[Element data from apps and pages]
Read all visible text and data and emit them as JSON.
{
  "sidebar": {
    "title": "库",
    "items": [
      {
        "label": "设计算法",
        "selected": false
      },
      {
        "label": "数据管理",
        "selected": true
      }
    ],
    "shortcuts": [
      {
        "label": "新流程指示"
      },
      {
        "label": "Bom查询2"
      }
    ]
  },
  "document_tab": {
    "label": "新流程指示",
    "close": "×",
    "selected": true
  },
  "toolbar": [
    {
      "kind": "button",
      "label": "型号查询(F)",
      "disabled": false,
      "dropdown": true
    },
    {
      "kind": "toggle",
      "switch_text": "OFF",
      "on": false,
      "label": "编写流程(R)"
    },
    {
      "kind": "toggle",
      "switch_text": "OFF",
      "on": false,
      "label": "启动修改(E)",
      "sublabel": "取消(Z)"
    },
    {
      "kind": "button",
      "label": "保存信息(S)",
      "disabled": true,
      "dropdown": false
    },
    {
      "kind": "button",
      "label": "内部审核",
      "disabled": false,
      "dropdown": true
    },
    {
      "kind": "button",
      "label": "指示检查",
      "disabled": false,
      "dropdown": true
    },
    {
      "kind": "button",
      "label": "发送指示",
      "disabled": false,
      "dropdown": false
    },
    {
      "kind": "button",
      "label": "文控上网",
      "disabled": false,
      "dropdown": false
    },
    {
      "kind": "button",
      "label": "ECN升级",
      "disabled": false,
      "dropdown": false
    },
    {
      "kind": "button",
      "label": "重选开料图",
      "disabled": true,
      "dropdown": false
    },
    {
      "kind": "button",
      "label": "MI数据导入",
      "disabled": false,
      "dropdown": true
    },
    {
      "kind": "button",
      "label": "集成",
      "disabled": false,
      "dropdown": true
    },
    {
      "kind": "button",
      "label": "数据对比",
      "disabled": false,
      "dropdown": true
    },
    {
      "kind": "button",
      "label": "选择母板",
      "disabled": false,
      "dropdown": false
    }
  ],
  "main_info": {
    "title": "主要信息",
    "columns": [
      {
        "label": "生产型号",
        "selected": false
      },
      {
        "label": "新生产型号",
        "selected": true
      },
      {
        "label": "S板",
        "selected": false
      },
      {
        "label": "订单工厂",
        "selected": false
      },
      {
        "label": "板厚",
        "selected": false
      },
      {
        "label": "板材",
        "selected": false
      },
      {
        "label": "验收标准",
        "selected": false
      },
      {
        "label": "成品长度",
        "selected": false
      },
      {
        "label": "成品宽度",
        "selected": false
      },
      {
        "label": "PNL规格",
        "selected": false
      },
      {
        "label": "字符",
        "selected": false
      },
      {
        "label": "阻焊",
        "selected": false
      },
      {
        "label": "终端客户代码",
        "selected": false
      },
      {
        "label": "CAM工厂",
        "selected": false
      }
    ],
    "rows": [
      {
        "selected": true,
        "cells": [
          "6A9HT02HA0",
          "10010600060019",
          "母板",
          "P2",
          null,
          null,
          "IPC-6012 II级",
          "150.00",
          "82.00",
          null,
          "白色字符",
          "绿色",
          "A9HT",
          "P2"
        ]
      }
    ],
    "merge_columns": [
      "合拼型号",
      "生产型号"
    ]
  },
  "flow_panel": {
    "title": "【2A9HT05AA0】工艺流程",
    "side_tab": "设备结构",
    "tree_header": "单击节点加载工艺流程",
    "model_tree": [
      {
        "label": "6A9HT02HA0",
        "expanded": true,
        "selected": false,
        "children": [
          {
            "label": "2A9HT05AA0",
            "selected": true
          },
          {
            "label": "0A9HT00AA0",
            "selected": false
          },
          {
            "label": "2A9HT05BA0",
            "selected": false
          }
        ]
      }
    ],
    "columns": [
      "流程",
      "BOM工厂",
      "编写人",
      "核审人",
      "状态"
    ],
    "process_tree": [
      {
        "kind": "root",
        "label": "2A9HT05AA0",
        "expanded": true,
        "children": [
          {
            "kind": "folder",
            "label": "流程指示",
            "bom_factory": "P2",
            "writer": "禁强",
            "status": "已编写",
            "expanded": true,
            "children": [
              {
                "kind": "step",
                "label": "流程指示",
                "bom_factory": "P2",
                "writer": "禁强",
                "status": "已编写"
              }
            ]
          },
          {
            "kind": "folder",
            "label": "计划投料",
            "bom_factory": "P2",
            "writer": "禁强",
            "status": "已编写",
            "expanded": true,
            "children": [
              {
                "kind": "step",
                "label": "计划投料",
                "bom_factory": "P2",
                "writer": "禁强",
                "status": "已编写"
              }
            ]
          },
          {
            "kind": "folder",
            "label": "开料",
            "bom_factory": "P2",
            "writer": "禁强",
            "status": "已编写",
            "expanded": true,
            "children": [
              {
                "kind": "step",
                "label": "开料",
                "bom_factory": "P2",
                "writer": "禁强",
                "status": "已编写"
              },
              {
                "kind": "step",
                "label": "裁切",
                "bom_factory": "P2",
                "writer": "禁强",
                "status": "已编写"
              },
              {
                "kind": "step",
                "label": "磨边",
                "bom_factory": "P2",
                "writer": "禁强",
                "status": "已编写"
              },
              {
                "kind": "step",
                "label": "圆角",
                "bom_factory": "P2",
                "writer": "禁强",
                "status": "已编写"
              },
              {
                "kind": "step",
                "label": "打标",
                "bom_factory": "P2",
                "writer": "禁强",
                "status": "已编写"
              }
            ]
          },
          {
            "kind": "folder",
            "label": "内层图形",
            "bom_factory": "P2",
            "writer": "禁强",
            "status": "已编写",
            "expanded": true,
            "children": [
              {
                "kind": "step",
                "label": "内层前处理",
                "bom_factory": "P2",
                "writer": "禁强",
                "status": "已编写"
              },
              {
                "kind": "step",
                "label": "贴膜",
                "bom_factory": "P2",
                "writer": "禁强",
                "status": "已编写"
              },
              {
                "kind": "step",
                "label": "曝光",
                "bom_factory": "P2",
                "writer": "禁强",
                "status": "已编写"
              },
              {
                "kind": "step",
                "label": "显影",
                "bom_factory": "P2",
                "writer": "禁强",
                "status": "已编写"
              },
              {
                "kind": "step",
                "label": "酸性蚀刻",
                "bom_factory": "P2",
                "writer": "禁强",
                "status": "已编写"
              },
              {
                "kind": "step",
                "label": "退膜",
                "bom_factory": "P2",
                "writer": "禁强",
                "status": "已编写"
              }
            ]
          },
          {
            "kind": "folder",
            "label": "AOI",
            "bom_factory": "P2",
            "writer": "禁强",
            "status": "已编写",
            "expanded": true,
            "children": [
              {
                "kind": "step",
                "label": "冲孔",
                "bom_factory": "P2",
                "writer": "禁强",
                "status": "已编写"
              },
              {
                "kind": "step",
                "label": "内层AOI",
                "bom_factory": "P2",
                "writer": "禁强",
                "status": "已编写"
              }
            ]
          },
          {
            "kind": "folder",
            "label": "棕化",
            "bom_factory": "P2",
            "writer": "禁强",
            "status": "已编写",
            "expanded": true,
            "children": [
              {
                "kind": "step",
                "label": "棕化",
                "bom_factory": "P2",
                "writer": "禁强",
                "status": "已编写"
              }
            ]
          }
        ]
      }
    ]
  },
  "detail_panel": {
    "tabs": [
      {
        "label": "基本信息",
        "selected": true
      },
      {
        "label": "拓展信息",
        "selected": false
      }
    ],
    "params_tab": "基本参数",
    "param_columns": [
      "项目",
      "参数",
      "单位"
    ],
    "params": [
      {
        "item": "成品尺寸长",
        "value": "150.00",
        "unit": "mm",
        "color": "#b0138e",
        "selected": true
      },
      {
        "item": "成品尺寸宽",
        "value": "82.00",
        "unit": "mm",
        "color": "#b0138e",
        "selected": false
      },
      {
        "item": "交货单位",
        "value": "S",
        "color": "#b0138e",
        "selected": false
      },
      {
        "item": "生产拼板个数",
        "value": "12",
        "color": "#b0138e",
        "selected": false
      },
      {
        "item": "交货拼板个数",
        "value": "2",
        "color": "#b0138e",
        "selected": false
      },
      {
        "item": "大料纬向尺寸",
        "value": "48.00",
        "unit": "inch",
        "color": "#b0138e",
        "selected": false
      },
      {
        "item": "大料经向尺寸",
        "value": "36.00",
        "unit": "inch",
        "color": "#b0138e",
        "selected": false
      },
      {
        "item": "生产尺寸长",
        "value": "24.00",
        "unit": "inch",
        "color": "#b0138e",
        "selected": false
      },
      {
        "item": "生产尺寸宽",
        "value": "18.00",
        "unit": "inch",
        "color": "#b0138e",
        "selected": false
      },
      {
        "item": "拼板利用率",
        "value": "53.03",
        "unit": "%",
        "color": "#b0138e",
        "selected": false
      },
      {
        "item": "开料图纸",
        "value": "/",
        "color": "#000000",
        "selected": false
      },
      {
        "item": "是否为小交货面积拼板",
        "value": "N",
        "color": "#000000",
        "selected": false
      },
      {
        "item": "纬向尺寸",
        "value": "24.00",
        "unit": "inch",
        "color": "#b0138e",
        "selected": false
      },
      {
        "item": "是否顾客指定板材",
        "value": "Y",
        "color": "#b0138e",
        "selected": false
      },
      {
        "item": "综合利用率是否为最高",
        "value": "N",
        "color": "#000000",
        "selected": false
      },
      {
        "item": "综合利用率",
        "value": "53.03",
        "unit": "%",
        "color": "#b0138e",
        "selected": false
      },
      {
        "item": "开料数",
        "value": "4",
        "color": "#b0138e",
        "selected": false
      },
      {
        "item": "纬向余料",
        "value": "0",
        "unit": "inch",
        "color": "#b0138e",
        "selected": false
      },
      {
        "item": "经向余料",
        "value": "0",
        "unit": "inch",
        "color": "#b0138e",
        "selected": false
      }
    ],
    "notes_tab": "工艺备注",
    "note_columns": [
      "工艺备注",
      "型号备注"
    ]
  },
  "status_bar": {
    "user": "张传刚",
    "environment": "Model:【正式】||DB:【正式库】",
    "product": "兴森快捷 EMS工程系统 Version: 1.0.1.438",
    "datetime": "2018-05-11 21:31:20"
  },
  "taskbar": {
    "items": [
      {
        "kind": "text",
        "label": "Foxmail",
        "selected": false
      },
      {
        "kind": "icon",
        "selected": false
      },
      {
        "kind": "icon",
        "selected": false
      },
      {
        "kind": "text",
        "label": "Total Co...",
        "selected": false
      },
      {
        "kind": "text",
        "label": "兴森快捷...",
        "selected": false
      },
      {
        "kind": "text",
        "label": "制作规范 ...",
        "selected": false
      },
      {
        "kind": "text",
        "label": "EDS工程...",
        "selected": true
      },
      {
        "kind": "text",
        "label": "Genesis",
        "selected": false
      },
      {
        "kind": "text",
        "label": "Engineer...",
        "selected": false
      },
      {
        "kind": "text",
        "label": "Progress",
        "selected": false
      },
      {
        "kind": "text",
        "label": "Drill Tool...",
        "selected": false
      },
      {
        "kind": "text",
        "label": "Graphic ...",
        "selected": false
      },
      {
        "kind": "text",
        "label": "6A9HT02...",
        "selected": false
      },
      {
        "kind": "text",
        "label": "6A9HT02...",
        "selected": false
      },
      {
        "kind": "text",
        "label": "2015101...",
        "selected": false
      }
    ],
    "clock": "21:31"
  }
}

Task details.
Your answer is a single number: the count of lines in the records holding the string "兴森快捷".

Answer to the exercise.
2